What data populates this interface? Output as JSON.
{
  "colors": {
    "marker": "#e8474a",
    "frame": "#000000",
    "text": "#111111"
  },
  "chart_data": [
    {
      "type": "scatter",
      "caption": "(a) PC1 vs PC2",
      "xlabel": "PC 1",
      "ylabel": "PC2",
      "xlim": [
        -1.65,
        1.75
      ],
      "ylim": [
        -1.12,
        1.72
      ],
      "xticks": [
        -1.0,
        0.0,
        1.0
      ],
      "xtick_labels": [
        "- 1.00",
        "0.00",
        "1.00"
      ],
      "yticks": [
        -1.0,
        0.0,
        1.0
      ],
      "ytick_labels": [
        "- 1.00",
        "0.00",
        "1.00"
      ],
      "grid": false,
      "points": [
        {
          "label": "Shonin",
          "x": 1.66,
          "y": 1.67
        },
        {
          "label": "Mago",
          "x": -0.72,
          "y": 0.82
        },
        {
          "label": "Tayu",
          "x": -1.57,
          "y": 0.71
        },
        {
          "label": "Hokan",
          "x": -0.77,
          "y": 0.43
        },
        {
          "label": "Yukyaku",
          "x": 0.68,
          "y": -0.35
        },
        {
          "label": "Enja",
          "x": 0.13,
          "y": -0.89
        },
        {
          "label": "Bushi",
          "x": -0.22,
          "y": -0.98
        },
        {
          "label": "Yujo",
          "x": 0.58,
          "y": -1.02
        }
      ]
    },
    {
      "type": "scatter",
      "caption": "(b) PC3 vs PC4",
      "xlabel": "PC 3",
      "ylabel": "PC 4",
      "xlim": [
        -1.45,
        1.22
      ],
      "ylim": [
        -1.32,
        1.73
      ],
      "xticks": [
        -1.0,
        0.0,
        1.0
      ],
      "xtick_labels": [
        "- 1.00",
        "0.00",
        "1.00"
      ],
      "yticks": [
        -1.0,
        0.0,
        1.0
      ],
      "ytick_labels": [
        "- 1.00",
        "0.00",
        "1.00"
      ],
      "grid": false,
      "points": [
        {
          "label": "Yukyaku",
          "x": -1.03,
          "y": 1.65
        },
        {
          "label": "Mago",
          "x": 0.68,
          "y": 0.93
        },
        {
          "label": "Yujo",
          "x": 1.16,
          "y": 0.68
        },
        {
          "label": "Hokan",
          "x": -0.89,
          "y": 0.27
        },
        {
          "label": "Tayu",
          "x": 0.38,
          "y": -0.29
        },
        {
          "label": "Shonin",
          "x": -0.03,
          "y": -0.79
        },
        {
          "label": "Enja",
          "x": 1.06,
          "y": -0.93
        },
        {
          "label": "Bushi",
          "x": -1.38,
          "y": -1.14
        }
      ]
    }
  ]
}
* * *
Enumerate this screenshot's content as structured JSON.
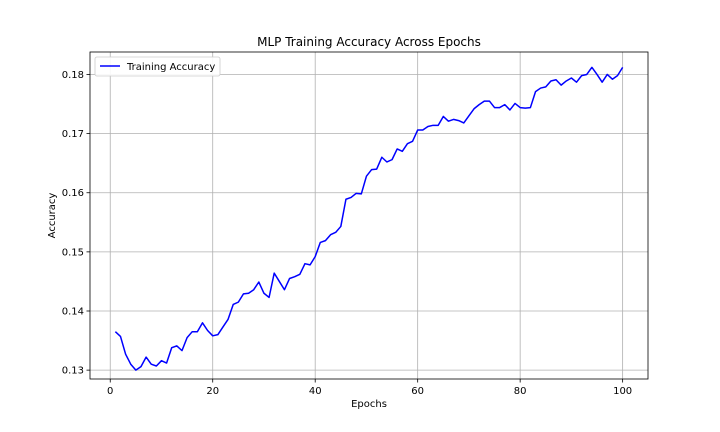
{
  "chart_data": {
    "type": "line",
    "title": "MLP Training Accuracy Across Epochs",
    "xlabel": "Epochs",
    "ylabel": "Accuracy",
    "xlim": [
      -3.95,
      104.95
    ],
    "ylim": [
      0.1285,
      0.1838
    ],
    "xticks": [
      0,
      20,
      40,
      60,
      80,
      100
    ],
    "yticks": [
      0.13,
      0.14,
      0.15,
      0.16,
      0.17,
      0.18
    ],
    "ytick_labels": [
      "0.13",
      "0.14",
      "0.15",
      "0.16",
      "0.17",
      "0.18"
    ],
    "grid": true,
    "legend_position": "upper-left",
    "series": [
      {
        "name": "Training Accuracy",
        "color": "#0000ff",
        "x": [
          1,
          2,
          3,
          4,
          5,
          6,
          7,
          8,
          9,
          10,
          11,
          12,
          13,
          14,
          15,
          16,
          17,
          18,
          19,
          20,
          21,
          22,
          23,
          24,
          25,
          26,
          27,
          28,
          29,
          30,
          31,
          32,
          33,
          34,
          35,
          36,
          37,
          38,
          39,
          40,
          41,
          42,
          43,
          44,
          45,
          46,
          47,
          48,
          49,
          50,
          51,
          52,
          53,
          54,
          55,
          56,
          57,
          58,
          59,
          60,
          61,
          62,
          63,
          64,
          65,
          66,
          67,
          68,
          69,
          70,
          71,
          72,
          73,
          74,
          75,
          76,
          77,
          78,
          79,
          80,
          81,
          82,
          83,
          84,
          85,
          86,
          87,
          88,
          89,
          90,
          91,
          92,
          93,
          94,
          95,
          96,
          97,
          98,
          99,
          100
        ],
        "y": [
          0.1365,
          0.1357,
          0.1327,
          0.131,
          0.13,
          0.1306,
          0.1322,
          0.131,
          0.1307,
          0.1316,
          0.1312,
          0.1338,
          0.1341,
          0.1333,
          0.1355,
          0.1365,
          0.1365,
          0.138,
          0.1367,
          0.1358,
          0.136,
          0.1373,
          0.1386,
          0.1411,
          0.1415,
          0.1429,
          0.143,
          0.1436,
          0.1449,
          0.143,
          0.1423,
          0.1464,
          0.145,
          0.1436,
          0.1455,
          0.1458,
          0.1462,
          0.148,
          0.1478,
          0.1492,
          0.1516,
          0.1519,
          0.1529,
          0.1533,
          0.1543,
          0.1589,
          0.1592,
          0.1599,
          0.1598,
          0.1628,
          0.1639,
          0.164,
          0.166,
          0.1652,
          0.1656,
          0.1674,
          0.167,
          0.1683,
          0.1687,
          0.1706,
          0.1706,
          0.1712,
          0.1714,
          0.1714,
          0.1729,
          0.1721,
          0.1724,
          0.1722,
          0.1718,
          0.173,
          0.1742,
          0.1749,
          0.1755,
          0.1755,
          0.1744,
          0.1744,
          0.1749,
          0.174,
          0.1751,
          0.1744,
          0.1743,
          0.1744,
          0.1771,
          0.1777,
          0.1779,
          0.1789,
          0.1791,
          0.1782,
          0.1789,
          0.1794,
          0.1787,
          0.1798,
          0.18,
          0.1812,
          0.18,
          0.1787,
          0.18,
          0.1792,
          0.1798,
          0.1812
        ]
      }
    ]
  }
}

Written instruction: Check all the records above and select each line where the string "caption" is found.

Complete output:
      "caption": "(a) PC1 vs PC2",
      "caption": "(b) PC3 vs PC4",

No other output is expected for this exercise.